- **To do**
Search the records for the word "heading" and report each line that has it.

Dataset records:
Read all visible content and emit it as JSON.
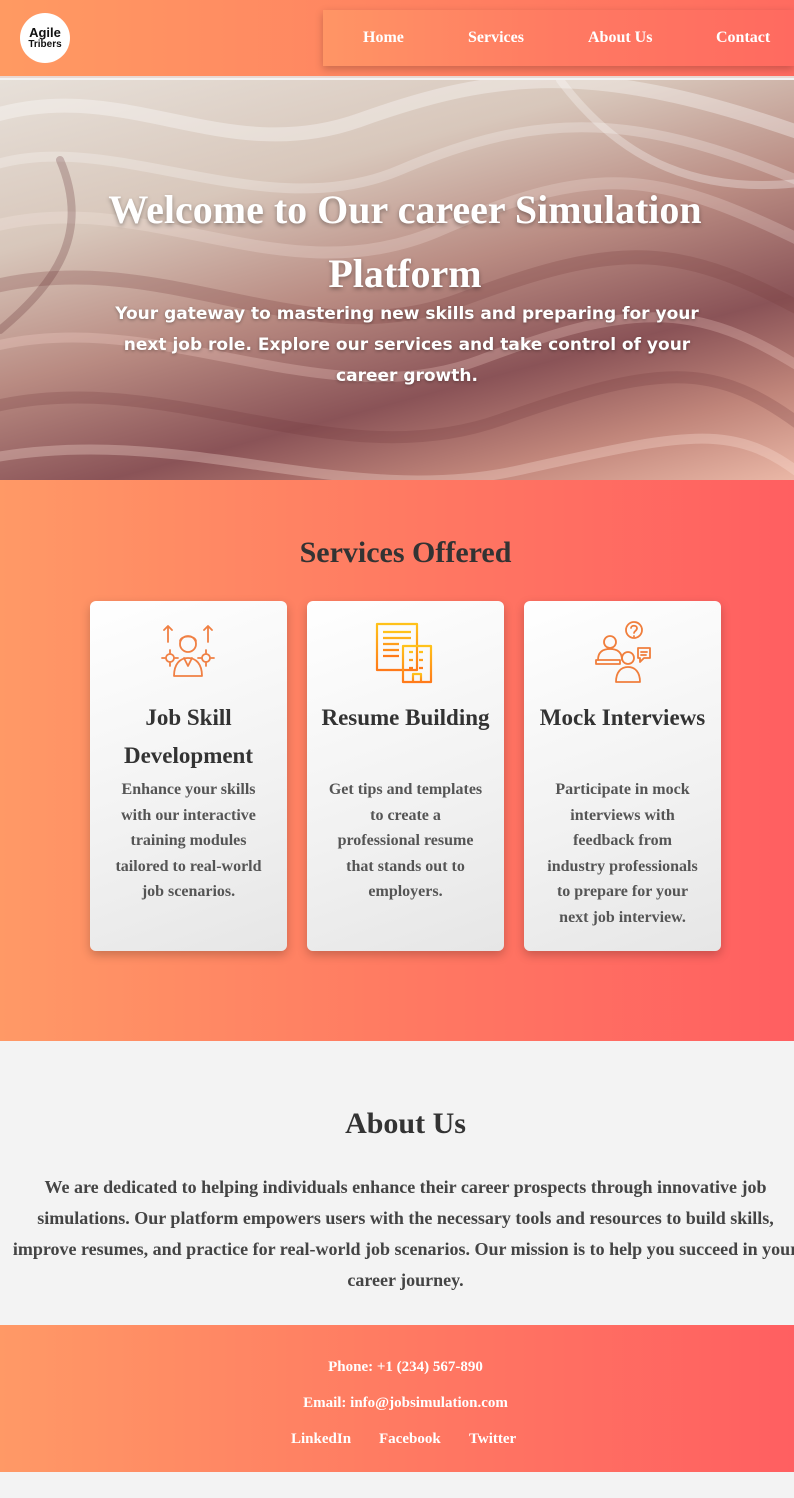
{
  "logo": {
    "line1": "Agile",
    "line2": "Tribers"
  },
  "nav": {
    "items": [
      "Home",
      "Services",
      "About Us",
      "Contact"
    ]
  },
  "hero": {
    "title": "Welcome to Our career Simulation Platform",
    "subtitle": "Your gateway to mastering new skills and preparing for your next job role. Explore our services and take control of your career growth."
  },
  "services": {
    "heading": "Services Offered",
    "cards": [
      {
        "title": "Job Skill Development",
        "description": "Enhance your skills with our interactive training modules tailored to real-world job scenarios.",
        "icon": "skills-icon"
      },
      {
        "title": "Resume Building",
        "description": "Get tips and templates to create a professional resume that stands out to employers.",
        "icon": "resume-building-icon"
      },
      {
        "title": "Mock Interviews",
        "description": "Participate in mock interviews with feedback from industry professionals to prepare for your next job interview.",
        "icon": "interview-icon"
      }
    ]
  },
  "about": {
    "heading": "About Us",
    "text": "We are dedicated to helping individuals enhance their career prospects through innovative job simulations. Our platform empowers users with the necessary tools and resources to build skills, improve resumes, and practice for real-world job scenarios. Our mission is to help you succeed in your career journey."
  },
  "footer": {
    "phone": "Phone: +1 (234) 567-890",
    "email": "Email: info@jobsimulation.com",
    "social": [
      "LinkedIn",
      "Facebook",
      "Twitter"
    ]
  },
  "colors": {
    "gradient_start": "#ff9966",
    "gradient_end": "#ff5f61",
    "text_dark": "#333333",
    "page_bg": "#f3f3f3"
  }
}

- **Expected output**
    "heading": "Services Offered",
    "heading": "About Us",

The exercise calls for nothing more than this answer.